Set down, in full, every record in the block.

Records from a collection of figures:
⁂

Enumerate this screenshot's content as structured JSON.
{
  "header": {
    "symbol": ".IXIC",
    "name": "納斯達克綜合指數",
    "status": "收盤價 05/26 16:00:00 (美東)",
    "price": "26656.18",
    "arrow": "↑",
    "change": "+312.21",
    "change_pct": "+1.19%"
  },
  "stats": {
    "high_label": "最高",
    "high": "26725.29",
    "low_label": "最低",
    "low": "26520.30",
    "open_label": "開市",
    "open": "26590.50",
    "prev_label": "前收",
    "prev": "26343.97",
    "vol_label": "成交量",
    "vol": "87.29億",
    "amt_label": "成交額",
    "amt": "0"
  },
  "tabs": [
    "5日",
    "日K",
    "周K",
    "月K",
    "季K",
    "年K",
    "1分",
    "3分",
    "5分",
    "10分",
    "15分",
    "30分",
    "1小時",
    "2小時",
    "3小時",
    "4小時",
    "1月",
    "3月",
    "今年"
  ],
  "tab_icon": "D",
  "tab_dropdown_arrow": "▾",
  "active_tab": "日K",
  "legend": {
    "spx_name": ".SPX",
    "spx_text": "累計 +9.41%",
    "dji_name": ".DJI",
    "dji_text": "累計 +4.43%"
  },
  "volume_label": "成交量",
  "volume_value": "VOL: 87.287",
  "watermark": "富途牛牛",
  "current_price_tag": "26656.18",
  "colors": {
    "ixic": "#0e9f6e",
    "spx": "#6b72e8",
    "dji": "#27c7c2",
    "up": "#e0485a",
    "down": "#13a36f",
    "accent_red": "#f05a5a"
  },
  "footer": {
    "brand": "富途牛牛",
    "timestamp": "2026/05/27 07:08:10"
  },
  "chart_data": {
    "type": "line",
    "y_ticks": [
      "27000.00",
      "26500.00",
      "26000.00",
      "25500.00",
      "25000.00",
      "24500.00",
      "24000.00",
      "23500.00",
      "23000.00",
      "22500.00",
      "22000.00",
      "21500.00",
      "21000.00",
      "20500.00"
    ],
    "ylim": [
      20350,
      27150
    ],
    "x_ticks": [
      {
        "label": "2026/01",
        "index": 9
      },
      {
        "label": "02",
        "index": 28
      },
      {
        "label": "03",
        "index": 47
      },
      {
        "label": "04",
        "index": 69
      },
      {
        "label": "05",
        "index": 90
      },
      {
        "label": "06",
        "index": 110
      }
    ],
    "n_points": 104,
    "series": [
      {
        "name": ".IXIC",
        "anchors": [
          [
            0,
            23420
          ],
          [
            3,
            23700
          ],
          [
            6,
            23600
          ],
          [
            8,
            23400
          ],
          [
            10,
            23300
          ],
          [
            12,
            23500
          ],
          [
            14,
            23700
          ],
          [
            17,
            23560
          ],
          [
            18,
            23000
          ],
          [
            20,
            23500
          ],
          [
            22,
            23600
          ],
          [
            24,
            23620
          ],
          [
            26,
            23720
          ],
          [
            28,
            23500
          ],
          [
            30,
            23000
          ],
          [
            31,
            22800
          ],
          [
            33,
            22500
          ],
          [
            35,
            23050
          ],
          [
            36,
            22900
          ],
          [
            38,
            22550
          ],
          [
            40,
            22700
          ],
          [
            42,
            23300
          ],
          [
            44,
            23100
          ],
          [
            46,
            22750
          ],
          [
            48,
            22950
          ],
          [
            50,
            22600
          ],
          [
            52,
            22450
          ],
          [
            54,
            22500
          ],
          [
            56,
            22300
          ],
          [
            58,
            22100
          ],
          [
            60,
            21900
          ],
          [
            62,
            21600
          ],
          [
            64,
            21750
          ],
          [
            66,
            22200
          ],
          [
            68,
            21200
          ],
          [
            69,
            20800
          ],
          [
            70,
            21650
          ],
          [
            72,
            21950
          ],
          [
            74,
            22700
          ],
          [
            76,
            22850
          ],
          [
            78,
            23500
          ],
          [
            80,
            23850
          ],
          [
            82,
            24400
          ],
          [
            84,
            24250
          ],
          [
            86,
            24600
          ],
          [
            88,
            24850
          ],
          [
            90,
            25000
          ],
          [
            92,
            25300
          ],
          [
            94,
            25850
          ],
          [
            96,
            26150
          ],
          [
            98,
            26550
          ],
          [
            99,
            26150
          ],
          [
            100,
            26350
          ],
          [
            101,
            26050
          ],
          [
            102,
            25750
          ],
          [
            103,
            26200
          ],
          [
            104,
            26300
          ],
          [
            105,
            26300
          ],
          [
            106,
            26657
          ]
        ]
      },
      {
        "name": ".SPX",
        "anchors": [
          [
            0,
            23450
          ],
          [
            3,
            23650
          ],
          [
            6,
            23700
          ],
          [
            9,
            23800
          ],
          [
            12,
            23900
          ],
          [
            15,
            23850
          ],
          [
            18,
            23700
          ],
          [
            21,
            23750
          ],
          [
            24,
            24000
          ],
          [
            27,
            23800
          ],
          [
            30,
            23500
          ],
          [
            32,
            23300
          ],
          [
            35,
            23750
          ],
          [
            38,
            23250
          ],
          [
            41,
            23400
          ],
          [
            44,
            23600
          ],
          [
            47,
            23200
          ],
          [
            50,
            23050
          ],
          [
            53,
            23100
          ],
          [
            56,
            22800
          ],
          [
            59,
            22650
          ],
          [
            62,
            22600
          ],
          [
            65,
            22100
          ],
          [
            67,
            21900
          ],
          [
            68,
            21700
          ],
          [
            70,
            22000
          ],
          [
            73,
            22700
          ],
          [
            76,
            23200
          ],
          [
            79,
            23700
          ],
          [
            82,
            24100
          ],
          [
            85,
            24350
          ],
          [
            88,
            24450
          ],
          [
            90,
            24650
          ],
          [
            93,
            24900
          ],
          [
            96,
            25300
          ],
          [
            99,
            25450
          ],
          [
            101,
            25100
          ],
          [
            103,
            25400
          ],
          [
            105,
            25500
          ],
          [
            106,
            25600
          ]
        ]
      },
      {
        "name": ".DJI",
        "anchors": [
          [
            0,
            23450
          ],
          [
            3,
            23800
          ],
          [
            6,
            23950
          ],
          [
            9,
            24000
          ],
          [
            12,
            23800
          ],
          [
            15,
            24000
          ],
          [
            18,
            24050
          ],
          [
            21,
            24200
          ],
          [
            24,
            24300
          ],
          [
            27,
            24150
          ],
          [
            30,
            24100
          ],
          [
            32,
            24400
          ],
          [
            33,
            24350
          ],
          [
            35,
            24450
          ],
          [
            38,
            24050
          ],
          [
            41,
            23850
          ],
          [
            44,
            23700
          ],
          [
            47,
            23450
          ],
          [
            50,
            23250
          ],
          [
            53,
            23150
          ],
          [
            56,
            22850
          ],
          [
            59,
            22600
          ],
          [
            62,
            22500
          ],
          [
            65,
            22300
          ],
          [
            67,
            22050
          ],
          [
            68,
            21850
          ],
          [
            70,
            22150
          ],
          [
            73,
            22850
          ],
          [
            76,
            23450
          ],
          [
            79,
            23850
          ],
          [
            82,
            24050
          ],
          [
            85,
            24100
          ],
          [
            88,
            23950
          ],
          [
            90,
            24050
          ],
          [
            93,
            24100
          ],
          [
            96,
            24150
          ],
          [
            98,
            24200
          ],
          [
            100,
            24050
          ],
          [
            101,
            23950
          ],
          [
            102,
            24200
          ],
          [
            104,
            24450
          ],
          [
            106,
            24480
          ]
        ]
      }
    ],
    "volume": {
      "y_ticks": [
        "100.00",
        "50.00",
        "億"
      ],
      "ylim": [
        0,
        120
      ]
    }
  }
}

⁂

RESULT:
Enumerate this screenshot's content as structured JSON.
{
  "header": {
    "symbol": ".IXIC",
    "name": "納斯達克綜合指數",
    "status": "收盤價 05/26 16:00:00 (美東)",
    "price": "26656.18",
    "arrow": "↑",
    "change": "+312.21",
    "change_pct": "+1.19%"
  },
  "stats": {
    "high_label": "最高",
    "high": "26725.29",
    "low_label": "最低",
    "low": "26520.30",
    "open_label": "開市",
    "open": "26590.50",
    "prev_label": "前收",
    "prev": "26343.97",
    "vol_label": "成交量",
    "vol": "87.29億",
    "amt_label": "成交額",
    "amt": "0"
  },
  "tabs": [
    "5日",
    "日K",
    "周K",
    "月K",
    "季K",
    "年K",
    "1分",
    "3分",
    "5分",
    "10分",
    "15分",
    "30分",
    "1小時",
    "2小時",
    "3小時",
    "4小時",
    "1月",
    "3月",
    "今年"
  ],
  "tab_icon": "D",
  "tab_dropdown_arrow": "▾",
  "active_tab": "日K",
  "legend": {
    "spx_name": ".SPX",
    "spx_text": "累計 +9.41%",
    "dji_name": ".DJI",
    "dji_text": "累計 +4.43%"
  },
  "volume_label": "成交量",
  "volume_value": "VOL: 87.287",
  "watermark": "富途牛牛",
  "current_price_tag": "26656.18",
  "colors": {
    "ixic": "#0e9f6e",
    "spx": "#6b72e8",
    "dji": "#27c7c2",
    "up": "#e0485a",
    "down": "#13a36f",
    "accent_red": "#f05a5a"
  },
  "footer": {
    "brand": "富途牛牛",
    "timestamp": "2026/05/27 07:08:10"
  },
  "chart_data": {
    "type": "line",
    "y_ticks": [
      "27000.00",
      "26500.00",
      "26000.00",
      "25500.00",
      "25000.00",
      "24500.00",
      "24000.00",
      "23500.00",
      "23000.00",
      "22500.00",
      "22000.00",
      "21500.00",
      "21000.00",
      "20500.00"
    ],
    "ylim": [
      20350,
      27150
    ],
    "x_ticks": [
      {
        "label": "2026/01",
        "index": 9
      },
      {
        "label": "02",
        "index": 28
      },
      {
        "label": "03",
        "index": 47
      },
      {
        "label": "04",
        "index": 69
      },
      {
        "label": "05",
        "index": 90
      },
      {
        "label": "06",
        "index": 110
      }
    ],
    "n_points": 104,
    "series": [
      {
        "name": ".IXIC",
        "anchors": [
          [
            0,
            23420
          ],
          [
            3,
            23700
          ],
          [
            6,
            23600
          ],
          [
            8,
            23400
          ],
          [
            10,
            23300
          ],
          [
            12,
            23500
          ],
          [
            14,
            23700
          ],
          [
            17,
            23560
          ],
          [
            18,
            23000
          ],
          [
            20,
            23500
          ],
          [
            22,
            23600
          ],
          [
            24,
            23620
          ],
          [
            26,
            23720
          ],
          [
            28,
            23500
          ],
          [
            30,
            23000
          ],
          [
            31,
            22800
          ],
          [
            33,
            22500
          ],
          [
            35,
            23050
          ],
          [
            36,
            22900
          ],
          [
            38,
            22550
          ],
          [
            40,
            22700
          ],
          [
            42,
            23300
          ],
          [
            44,
            23100
          ],
          [
            46,
            22750
          ],
          [
            48,
            22950
          ],
          [
            50,
            22600
          ],
          [
            52,
            22450
          ],
          [
            54,
            22500
          ],
          [
            56,
            22300
          ],
          [
            58,
            22100
          ],
          [
            60,
            21900
          ],
          [
            62,
            21600
          ],
          [
            64,
            21750
          ],
          [
            66,
            22200
          ],
          [
            68,
            21200
          ],
          [
            69,
            20800
          ],
          [
            70,
            21650
          ],
          [
            72,
            21950
          ],
          [
            74,
            22700
          ],
          [
            76,
            22850
          ],
          [
            78,
            23500
          ],
          [
            80,
            23850
          ],
          [
            82,
            24400
          ],
          [
            84,
            24250
          ],
          [
            86,
            24600
          ],
          [
            88,
            24850
          ],
          [
            90,
            25000
          ],
          [
            92,
            25300
          ],
          [
            94,
            25850
          ],
          [
            96,
            26150
          ],
          [
            98,
            26550
          ],
          [
            99,
            26150
          ],
          [
            100,
            26350
          ],
          [
            101,
            26050
          ],
          [
            102,
            25750
          ],
          [
            103,
            26200
          ],
          [
            104,
            26300
          ],
          [
            105,
            26300
          ],
          [
            106,
            26657
          ]
        ]
      },
      {
        "name": ".SPX",
        "anchors": [
          [
            0,
            23450
          ],
          [
            3,
            23650
          ],
          [
            6,
            23700
          ],
          [
            9,
            23800
          ],
          [
            12,
            23900
          ],
          [
            15,
            23850
          ],
          [
            18,
            23700
          ],
          [
            21,
            23750
          ],
          [
            24,
            24000
          ],
          [
            27,
            23800
          ],
          [
            30,
            23500
          ],
          [
            32,
            23300
          ],
          [
            35,
            23750
          ],
          [
            38,
            23250
          ],
          [
            41,
            23400
          ],
          [
            44,
            23600
          ],
          [
            47,
            23200
          ],
          [
            50,
            23050
          ],
          [
            53,
            23100
          ],
          [
            56,
            22800
          ],
          [
            59,
            22650
          ],
          [
            62,
            22600
          ],
          [
            65,
            22100
          ],
          [
            67,
            21900
          ],
          [
            68,
            21700
          ],
          [
            70,
            22000
          ],
          [
            73,
            22700
          ],
          [
            76,
            23200
          ],
          [
            79,
            23700
          ],
          [
            82,
            24100
          ],
          [
            85,
            24350
          ],
          [
            88,
            24450
          ],
          [
            90,
            24650
          ],
          [
            93,
            24900
          ],
          [
            96,
            25300
          ],
          [
            99,
            25450
          ],
          [
            101,
            25100
          ],
          [
            103,
            25400
          ],
          [
            105,
            25500
          ],
          [
            106,
            25600
          ]
        ]
      },
      {
        "name": ".DJI",
        "anchors": [
          [
            0,
            23450
          ],
          [
            3,
            23800
          ],
          [
            6,
            23950
          ],
          [
            9,
            24000
          ],
          [
            12,
            23800
          ],
          [
            15,
            24000
          ],
          [
            18,
            24050
          ],
          [
            21,
            24200
          ],
          [
            24,
            24300
          ],
          [
            27,
            24150
          ],
          [
            30,
            24100
          ],
          [
            32,
            24400
          ],
          [
            33,
            24350
          ],
          [
            35,
            24450
          ],
          [
            38,
            24050
          ],
          [
            41,
            23850
          ],
          [
            44,
            23700
          ],
          [
            47,
            23450
          ],
          [
            50,
            23250
          ],
          [
            53,
            23150
          ],
          [
            56,
            22850
          ],
          [
            59,
            22600
          ],
          [
            62,
            22500
          ],
          [
            65,
            22300
          ],
          [
            67,
            22050
          ],
          [
            68,
            21850
          ],
          [
            70,
            22150
          ],
          [
            73,
            22850
          ],
          [
            76,
            23450
          ],
          [
            79,
            23850
          ],
          [
            82,
            24050
          ],
          [
            85,
            24100
          ],
          [
            88,
            23950
          ],
          [
            90,
            24050
          ],
          [
            93,
            24100
          ],
          [
            96,
            24150
          ],
          [
            98,
            24200
          ],
          [
            100,
            24050
          ],
          [
            101,
            23950
          ],
          [
            102,
            24200
          ],
          [
            104,
            24450
          ],
          [
            106,
            24480
          ]
        ]
      }
    ],
    "volume": {
      "y_ticks": [
        "100.00",
        "50.00",
        "億"
      ],
      "ylim": [
        0,
        120
      ]
    }
  }
}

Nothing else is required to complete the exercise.